Figure record extracts:
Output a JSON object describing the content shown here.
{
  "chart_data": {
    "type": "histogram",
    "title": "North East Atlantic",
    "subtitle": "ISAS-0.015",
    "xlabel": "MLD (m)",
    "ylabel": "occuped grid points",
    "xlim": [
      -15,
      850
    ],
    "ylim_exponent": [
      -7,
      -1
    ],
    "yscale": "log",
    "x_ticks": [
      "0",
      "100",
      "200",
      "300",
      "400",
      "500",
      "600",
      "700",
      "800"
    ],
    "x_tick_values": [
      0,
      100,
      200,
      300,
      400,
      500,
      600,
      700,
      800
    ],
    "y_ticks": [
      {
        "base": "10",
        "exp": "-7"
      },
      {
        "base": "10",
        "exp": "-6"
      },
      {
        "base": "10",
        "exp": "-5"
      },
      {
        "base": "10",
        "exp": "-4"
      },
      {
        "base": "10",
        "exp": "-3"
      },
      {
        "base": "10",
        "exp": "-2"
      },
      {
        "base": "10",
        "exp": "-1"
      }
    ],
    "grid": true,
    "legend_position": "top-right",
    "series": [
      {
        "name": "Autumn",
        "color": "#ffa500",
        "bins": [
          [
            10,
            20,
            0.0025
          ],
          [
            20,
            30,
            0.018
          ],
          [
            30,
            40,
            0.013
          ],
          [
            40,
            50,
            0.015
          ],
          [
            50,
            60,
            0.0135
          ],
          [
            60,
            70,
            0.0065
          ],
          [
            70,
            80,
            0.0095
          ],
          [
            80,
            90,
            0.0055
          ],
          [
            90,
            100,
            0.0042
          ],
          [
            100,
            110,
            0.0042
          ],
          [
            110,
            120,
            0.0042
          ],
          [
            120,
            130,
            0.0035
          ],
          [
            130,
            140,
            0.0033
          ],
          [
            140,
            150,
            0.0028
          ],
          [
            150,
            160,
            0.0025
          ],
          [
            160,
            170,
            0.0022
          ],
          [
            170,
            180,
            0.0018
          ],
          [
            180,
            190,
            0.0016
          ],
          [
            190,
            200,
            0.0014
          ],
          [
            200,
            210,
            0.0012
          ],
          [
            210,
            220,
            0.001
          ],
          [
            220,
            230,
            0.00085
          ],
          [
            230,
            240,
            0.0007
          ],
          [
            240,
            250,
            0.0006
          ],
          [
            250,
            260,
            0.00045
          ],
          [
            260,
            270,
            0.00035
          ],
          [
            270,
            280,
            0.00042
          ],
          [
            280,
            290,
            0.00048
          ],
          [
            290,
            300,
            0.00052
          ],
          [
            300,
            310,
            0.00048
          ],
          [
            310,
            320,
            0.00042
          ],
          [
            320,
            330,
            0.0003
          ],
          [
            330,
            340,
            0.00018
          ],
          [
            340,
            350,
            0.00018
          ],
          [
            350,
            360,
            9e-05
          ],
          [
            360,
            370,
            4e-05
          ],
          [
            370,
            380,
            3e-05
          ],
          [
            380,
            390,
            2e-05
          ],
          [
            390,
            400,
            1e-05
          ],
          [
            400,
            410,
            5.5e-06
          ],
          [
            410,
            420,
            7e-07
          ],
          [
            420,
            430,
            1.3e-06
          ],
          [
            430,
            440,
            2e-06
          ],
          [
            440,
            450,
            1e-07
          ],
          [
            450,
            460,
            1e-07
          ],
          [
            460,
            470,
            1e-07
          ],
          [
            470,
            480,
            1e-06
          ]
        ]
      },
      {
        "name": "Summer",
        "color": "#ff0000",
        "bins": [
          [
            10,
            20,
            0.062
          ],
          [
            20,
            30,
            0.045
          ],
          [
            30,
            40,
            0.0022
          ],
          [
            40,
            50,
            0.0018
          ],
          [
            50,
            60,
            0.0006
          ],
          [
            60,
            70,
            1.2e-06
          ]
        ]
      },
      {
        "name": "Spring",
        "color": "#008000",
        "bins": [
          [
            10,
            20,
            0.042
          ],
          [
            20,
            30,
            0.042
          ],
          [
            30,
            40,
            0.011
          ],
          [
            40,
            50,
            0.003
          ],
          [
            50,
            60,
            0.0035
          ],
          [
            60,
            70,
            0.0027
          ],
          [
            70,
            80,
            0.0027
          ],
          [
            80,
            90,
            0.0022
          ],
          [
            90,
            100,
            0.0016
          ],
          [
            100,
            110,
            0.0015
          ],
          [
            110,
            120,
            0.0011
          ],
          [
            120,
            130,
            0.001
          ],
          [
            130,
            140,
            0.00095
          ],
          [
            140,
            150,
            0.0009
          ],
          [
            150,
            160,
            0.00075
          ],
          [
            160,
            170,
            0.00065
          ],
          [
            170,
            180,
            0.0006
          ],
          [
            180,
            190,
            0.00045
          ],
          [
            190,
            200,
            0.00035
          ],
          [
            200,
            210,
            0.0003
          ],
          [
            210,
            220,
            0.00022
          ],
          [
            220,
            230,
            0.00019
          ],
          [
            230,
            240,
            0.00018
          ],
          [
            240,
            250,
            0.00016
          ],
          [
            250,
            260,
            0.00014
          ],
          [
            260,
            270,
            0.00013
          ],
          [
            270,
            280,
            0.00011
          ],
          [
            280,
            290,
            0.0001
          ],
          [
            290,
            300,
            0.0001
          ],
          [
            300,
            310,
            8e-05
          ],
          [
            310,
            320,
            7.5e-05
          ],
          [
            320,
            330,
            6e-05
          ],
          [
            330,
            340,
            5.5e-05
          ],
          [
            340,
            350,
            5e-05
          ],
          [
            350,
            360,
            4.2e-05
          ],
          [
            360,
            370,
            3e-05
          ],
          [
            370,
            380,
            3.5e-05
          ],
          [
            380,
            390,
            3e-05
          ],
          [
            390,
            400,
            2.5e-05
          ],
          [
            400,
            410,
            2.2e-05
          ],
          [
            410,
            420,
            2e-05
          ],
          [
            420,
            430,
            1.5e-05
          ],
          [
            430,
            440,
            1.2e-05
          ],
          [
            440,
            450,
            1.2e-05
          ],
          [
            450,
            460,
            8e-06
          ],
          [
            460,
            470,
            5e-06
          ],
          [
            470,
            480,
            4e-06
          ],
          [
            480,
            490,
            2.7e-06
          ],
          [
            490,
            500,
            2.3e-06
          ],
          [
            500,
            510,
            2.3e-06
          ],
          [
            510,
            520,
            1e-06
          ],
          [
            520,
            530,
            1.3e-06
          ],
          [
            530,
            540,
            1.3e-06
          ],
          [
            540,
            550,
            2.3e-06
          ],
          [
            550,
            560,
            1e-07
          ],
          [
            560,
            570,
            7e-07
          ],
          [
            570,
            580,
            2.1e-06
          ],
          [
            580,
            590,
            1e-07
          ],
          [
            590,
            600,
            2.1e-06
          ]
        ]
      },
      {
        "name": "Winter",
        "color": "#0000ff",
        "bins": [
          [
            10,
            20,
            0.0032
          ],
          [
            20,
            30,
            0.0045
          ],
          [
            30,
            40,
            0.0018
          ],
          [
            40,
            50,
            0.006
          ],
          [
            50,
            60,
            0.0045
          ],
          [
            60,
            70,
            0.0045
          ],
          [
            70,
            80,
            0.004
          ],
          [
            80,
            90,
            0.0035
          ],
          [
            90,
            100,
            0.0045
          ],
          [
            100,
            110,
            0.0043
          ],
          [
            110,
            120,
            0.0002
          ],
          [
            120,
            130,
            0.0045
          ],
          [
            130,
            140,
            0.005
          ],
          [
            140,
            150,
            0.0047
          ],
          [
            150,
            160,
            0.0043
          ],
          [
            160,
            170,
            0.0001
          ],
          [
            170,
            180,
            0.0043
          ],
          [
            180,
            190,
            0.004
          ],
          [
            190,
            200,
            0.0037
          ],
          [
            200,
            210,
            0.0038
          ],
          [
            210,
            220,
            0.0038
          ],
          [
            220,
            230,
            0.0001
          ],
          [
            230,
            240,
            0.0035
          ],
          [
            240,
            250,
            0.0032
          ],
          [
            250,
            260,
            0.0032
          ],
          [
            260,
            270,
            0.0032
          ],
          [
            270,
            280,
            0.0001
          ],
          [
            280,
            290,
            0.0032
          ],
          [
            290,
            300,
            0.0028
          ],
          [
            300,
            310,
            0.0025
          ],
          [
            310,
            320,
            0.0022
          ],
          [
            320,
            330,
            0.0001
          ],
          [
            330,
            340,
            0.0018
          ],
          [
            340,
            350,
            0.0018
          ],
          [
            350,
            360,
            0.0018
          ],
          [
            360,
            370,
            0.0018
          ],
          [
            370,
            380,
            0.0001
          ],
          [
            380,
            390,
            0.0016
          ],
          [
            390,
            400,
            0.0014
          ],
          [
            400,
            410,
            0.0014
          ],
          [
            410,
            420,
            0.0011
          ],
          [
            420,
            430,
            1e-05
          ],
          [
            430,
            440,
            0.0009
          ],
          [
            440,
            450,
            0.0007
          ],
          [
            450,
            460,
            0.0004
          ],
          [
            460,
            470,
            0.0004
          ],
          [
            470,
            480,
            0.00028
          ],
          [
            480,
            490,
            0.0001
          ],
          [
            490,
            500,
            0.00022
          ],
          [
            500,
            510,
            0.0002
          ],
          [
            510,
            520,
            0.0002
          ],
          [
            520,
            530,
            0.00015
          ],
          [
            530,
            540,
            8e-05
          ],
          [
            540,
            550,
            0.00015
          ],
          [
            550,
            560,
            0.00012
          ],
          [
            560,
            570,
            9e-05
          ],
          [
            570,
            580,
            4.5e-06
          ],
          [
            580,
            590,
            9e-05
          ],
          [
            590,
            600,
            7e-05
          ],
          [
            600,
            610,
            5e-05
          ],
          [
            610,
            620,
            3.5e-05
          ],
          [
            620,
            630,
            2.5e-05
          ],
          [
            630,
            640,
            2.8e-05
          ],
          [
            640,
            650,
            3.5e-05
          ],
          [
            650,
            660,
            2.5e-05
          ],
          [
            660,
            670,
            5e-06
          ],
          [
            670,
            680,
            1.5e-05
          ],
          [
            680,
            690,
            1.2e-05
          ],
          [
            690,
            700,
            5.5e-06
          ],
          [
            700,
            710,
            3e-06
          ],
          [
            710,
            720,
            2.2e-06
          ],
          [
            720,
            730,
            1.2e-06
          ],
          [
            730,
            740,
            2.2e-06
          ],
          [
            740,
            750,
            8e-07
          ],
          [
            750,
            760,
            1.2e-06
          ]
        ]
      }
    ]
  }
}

Task: Tally every line of the data that holds the word "name" and write the count alone.

Result of this exercise: 4